[Stored records]
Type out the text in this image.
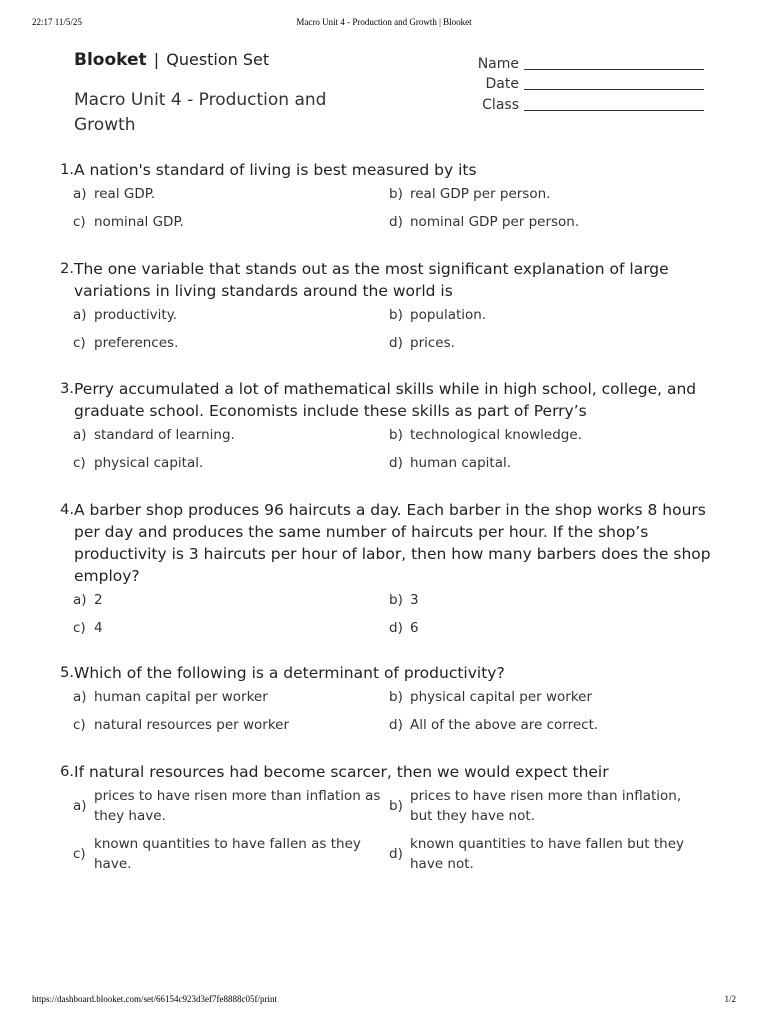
22:17 11/5/25	Macro Unit 4 - Production and Growth | Blooket
Blooket | Question Set
Macro Unit 4 - Production and Growth
Name
Date
Class
1. A nation's standard of living is best measured by its
a) real GDP.	b) real GDP per person.
c) nominal GDP.	d) nominal GDP per person.
2. The one variable that stands out as the most significant explanation of large variations in living standards around the world is
a) productivity.	b) population.
c) preferences.	d) prices.
3. Perry accumulated a lot of mathematical skills while in high school, college, and graduate school. Economists include these skills as part of Perry’s
a) standard of learning.	b) technological knowledge.
c) physical capital.	d) human capital.
4. A barber shop produces 96 haircuts a day. Each barber in the shop works 8 hours per day and produces the same number of haircuts per hour. If the shop’s productivity is 3 haircuts per hour of labor, then how many barbers does the shop employ?
a) 2	b) 3
c) 4	d) 6
5. Which of the following is a determinant of productivity?
a) human capital per worker	b) physical capital per worker
c) natural resources per worker	d) All of the above are correct.
6. If natural resources had become scarcer, then we would expect their
a)
prices to have risen more than inflation as they have.
b)
prices to have risen more than inflation, but they have not.
c)
known quantities to have fallen as they have.
d)
known quantities to have fallen but they have not.
https://dashboard.blooket.com/set/66154c923d3ef7fe8888c05f/print	1/2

• [Set task]: Reproduce all the entries that precede this task, word for word, minus any pictures.

• [Solution below]:
Type out the text in this image.
22:17 11/5/25	Macro Unit 4 - Production and Growth | Blooket
Blooket | Question Set
Macro Unit 4 - Production and Growth
Name
Date
Class
1. A nation's standard of living is best measured by its
a) real GDP.	b) real GDP per person.
c) nominal GDP.	d) nominal GDP per person.
2. The one variable that stands out as the most significant explanation of large variations in living standards around the world is
a) productivity.	b) population.
c) preferences.	d) prices.
3. Perry accumulated a lot of mathematical skills while in high school, college, and graduate school. Economists include these skills as part of Perry’s
a) standard of learning.	b) technological knowledge.
c) physical capital.	d) human capital.
4. A barber shop produces 96 haircuts a day. Each barber in the shop works 8 hours per day and produces the same number of haircuts per hour. If the shop’s productivity is 3 haircuts per hour of labor, then how many barbers does the shop employ?
a) 2	b) 3
c) 4	d) 6
5. Which of the following is a determinant of productivity?
a) human capital per worker	b) physical capital per worker
c) natural resources per worker	d) All of the above are correct.
6. If natural resources had become scarcer, then we would expect their
a)
prices to have risen more than inflation as they have.
b)
prices to have risen more than inflation, but they have not.
c)
known quantities to have fallen as they have.
d)
known quantities to have fallen but they have not.
https://dashboard.blooket.com/set/66154c923d3ef7fe8888c05f/print	1/2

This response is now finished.